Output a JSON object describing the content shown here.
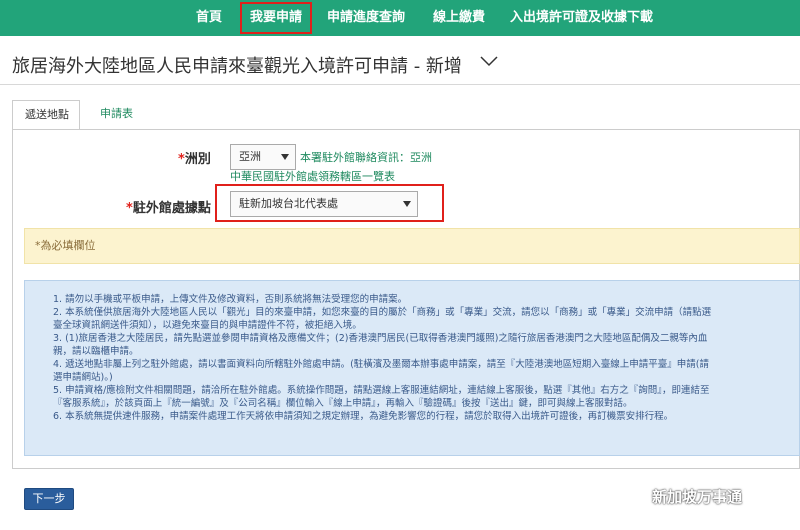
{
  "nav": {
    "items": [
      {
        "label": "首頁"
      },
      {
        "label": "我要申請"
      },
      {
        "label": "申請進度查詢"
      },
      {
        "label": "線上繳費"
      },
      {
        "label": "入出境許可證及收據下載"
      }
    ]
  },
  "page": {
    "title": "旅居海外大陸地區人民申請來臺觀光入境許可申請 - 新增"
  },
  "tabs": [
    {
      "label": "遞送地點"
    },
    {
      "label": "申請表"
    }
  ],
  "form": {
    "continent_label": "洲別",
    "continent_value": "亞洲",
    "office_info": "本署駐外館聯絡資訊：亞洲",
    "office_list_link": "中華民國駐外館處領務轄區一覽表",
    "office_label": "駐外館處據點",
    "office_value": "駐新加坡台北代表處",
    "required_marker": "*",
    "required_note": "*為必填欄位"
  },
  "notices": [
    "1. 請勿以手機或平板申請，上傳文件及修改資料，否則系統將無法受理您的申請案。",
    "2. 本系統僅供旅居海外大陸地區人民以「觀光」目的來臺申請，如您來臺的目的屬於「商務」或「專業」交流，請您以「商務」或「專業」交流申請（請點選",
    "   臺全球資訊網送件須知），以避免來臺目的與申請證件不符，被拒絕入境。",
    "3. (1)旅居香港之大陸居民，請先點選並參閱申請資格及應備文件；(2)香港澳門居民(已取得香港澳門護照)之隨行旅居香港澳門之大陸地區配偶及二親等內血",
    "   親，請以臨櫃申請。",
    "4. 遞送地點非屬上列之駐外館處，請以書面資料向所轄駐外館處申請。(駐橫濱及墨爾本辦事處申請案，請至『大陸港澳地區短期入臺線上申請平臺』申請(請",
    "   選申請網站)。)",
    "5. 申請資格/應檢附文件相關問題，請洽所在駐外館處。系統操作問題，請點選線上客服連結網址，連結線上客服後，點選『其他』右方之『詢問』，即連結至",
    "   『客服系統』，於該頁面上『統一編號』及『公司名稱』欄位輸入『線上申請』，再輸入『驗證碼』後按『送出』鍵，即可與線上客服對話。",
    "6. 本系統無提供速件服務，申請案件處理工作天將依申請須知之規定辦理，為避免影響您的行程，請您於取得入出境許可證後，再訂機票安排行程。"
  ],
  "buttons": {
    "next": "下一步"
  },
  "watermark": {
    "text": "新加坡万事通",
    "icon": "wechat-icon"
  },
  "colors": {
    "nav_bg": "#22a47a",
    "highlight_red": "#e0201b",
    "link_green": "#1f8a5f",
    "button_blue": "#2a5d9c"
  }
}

## What is expected
Repeat the records in full, exactly as they appear, without the pictures.

## Output below
Output a JSON object describing the content shown here.
{
  "nav": {
    "items": [
      {
        "label": "首頁"
      },
      {
        "label": "我要申請"
      },
      {
        "label": "申請進度查詢"
      },
      {
        "label": "線上繳費"
      },
      {
        "label": "入出境許可證及收據下載"
      }
    ]
  },
  "page": {
    "title": "旅居海外大陸地區人民申請來臺觀光入境許可申請 - 新增"
  },
  "tabs": [
    {
      "label": "遞送地點"
    },
    {
      "label": "申請表"
    }
  ],
  "form": {
    "continent_label": "洲別",
    "continent_value": "亞洲",
    "office_info": "本署駐外館聯絡資訊：亞洲",
    "office_list_link": "中華民國駐外館處領務轄區一覽表",
    "office_label": "駐外館處據點",
    "office_value": "駐新加坡台北代表處",
    "required_marker": "*",
    "required_note": "*為必填欄位"
  },
  "notices": [
    "1. 請勿以手機或平板申請，上傳文件及修改資料，否則系統將無法受理您的申請案。",
    "2. 本系統僅供旅居海外大陸地區人民以「觀光」目的來臺申請，如您來臺的目的屬於「商務」或「專業」交流，請您以「商務」或「專業」交流申請（請點選",
    "   臺全球資訊網送件須知），以避免來臺目的與申請證件不符，被拒絕入境。",
    "3. (1)旅居香港之大陸居民，請先點選並參閱申請資格及應備文件；(2)香港澳門居民(已取得香港澳門護照)之隨行旅居香港澳門之大陸地區配偶及二親等內血",
    "   親，請以臨櫃申請。",
    "4. 遞送地點非屬上列之駐外館處，請以書面資料向所轄駐外館處申請。(駐橫濱及墨爾本辦事處申請案，請至『大陸港澳地區短期入臺線上申請平臺』申請(請",
    "   選申請網站)。)",
    "5. 申請資格/應檢附文件相關問題，請洽所在駐外館處。系統操作問題，請點選線上客服連結網址，連結線上客服後，點選『其他』右方之『詢問』，即連結至",
    "   『客服系統』，於該頁面上『統一編號』及『公司名稱』欄位輸入『線上申請』，再輸入『驗證碼』後按『送出』鍵，即可與線上客服對話。",
    "6. 本系統無提供速件服務，申請案件處理工作天將依申請須知之規定辦理，為避免影響您的行程，請您於取得入出境許可證後，再訂機票安排行程。"
  ],
  "buttons": {
    "next": "下一步"
  },
  "watermark": {
    "text": "新加坡万事通",
    "icon": "wechat-icon"
  },
  "colors": {
    "nav_bg": "#22a47a",
    "highlight_red": "#e0201b",
    "link_green": "#1f8a5f",
    "button_blue": "#2a5d9c"
  }
}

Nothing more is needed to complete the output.